- SET TASK
Pull out all lines from the listing below in which the word "modified" appears.

────────────────────

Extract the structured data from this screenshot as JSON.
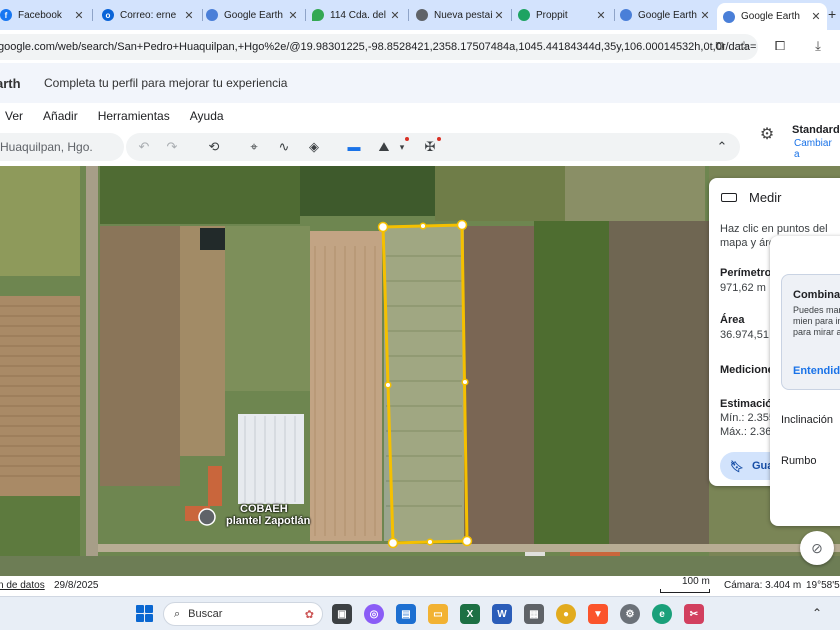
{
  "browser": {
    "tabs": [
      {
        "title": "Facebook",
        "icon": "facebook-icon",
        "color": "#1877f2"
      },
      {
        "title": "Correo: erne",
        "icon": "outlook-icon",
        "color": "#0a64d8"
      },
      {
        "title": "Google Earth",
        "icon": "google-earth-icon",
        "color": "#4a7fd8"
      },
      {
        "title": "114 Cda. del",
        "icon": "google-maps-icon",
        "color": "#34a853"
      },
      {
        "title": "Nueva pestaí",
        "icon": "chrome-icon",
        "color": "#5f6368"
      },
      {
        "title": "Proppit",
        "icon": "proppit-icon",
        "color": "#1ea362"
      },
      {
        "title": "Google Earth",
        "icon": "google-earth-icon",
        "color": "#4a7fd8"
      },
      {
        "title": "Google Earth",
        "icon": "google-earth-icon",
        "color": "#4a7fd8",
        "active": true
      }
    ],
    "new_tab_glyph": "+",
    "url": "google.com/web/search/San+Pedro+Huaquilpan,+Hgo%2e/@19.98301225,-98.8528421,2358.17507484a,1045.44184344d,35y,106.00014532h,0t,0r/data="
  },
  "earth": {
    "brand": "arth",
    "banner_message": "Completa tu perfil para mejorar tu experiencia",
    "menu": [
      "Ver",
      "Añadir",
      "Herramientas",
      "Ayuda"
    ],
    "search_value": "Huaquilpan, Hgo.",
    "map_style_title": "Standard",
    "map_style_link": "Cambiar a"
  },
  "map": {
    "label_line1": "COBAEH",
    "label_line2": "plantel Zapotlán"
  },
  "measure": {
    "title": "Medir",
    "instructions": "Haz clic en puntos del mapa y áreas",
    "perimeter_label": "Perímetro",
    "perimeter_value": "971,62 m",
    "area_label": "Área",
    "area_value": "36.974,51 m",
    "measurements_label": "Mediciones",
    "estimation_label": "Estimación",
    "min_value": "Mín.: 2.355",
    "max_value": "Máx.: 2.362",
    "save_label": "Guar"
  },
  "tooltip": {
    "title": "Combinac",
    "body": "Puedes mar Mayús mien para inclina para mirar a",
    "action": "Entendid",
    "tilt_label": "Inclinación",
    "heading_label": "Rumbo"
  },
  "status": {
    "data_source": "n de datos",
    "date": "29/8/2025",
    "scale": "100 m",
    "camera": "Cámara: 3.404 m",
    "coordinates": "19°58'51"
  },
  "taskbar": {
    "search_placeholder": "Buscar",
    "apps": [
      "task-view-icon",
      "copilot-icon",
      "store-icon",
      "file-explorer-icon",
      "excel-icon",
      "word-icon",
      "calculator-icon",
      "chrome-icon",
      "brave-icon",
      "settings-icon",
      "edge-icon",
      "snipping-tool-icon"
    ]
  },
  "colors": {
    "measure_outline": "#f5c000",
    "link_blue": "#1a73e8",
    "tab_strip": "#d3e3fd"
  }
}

────────────────────

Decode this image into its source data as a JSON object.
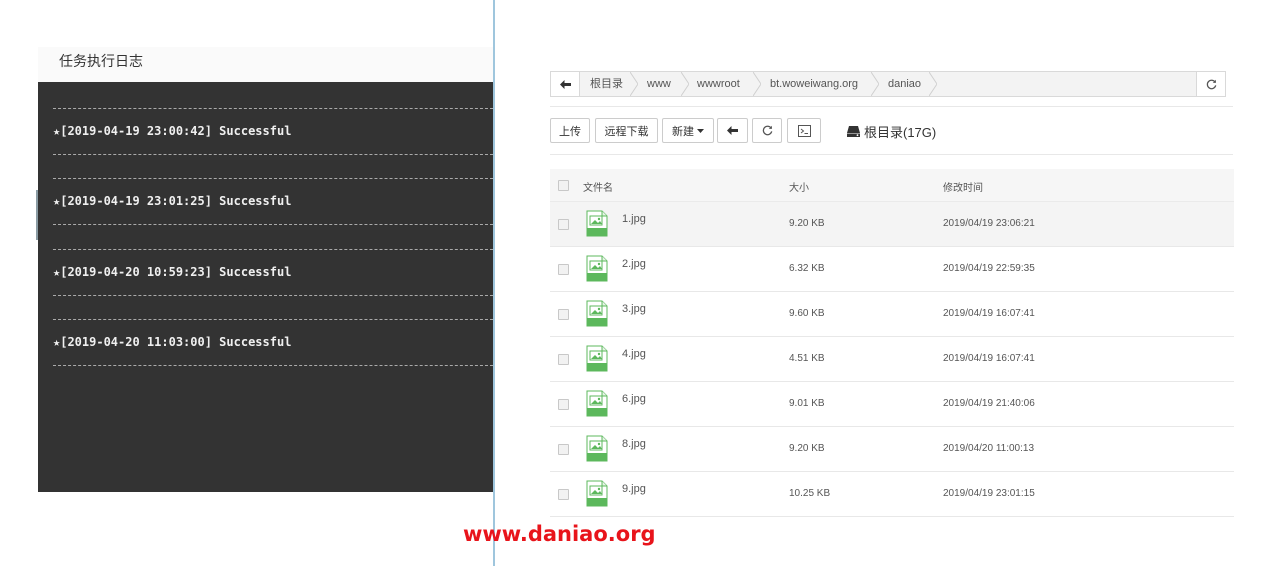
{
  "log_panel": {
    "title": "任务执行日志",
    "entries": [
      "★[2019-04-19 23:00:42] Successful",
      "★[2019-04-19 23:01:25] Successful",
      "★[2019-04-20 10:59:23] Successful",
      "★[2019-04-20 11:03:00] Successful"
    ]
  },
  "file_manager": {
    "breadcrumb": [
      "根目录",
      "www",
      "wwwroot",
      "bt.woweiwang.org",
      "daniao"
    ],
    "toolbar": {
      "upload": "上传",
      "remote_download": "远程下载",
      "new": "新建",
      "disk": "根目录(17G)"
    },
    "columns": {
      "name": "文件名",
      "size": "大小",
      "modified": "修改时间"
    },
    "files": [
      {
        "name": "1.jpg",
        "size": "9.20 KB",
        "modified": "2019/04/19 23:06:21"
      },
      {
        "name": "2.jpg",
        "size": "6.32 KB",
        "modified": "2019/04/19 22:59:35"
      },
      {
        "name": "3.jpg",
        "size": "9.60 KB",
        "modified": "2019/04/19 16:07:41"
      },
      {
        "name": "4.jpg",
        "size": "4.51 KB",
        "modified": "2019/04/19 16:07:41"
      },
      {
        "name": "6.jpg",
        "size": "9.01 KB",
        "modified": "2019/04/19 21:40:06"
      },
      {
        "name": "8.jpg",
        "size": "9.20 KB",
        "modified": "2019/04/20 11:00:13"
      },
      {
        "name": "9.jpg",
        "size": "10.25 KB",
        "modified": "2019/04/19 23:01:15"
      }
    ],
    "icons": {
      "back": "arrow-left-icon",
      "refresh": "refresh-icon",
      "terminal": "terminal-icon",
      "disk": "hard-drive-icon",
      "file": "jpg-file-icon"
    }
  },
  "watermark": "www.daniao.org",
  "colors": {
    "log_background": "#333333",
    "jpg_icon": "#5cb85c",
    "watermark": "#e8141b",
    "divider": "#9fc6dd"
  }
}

────────────────────

- OUTPUT
      "modified": "修改时间"
        "modified": "2019/04/19 23:06:21"
        "modified": "2019/04/19 22:59:35"
        "modified": "2019/04/19 16:07:41"
        "modified": "2019/04/19 16:07:41"
        "modified": "2019/04/19 21:40:06"
        "modified": "2019/04/20 11:00:13"
        "modified": "2019/04/19 23:01:15"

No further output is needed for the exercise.